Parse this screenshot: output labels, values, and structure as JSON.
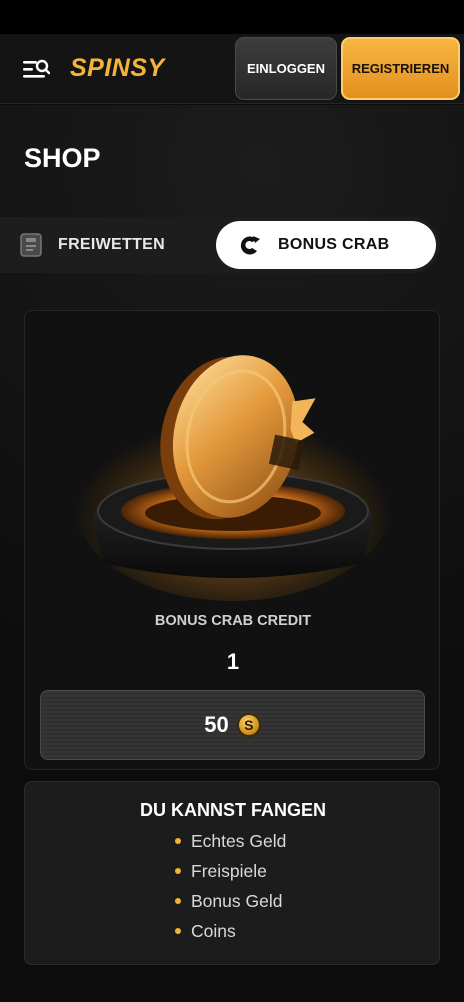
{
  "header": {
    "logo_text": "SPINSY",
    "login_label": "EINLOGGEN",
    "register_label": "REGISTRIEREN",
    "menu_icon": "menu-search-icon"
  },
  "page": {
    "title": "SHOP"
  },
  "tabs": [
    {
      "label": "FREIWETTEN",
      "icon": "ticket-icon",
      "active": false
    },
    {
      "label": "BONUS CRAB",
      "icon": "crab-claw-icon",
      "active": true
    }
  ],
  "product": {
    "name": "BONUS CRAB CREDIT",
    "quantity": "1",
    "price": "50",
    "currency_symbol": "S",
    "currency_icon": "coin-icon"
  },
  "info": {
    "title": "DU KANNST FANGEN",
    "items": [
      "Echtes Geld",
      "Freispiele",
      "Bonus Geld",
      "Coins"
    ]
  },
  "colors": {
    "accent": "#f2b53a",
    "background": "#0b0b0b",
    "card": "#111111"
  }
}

• • • • • • •

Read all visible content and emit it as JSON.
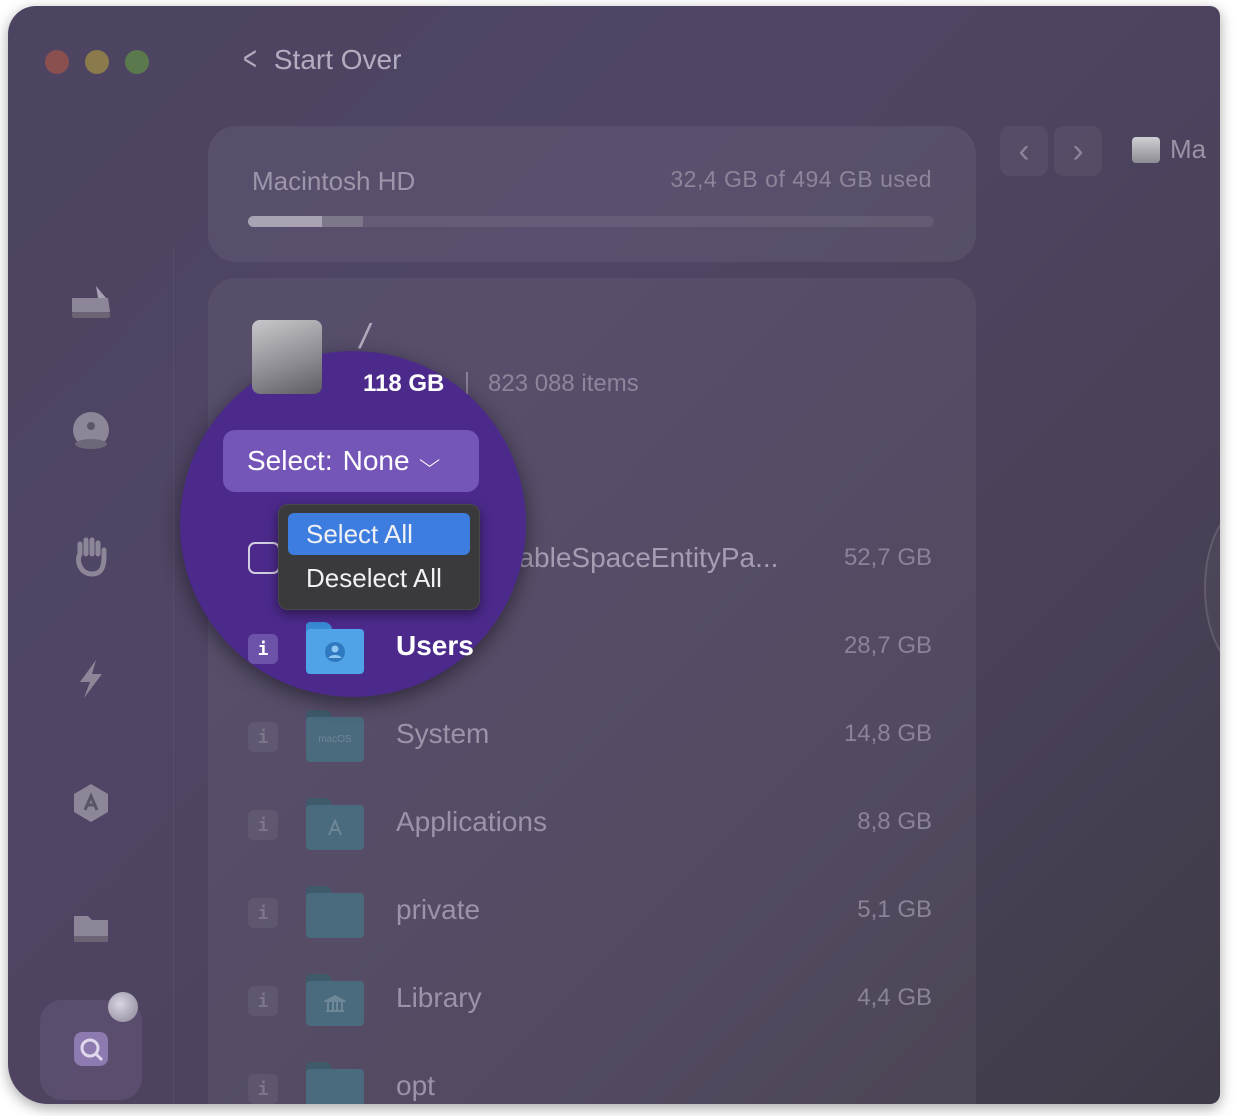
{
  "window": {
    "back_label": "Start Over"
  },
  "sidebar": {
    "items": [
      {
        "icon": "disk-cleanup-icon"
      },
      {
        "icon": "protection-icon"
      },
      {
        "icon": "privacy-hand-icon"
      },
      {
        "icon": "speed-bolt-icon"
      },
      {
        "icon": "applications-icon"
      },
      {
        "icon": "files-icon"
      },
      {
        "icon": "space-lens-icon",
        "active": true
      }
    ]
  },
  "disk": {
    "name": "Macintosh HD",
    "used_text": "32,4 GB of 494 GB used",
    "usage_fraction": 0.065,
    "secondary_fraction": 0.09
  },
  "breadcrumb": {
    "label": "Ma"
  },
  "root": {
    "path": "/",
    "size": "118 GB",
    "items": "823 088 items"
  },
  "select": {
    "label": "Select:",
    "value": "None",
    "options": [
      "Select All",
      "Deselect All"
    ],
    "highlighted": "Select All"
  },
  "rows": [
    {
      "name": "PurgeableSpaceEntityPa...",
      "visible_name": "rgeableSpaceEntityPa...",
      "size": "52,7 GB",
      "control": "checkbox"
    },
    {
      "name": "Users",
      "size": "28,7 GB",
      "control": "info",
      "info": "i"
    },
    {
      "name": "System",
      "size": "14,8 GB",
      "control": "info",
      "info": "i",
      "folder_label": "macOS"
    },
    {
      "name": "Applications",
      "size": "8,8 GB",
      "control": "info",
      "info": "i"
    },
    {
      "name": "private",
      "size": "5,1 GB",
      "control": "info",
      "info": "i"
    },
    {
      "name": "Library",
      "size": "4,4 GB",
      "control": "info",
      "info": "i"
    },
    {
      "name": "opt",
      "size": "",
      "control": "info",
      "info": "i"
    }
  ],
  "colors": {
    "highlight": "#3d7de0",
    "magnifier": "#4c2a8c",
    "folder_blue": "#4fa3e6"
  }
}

• • • • • • •

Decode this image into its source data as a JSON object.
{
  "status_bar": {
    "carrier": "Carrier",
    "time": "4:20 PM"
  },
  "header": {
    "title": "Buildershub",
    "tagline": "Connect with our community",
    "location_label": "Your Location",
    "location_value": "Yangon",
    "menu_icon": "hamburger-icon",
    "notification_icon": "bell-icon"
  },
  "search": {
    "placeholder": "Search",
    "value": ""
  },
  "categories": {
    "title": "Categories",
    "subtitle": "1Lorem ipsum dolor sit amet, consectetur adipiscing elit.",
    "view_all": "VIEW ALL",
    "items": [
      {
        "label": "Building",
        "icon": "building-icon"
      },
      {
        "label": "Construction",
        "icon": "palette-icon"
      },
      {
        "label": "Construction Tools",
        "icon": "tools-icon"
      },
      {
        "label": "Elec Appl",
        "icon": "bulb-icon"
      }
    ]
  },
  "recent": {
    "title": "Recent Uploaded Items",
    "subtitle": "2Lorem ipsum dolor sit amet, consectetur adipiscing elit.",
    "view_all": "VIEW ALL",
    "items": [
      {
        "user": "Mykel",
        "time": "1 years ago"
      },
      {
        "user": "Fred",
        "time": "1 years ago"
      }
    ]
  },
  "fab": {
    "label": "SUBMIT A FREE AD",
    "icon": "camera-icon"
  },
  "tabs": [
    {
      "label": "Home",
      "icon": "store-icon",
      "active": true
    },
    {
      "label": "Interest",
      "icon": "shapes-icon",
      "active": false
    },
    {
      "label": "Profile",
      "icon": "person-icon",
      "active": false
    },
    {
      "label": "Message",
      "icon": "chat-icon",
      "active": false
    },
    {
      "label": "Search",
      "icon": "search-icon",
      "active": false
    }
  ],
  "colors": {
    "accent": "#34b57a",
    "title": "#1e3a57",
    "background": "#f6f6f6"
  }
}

• • • • • • •

• [Exercise] Count up the lines in the listing that hold the word "dolor", and give that number only.

• [Complete response] 2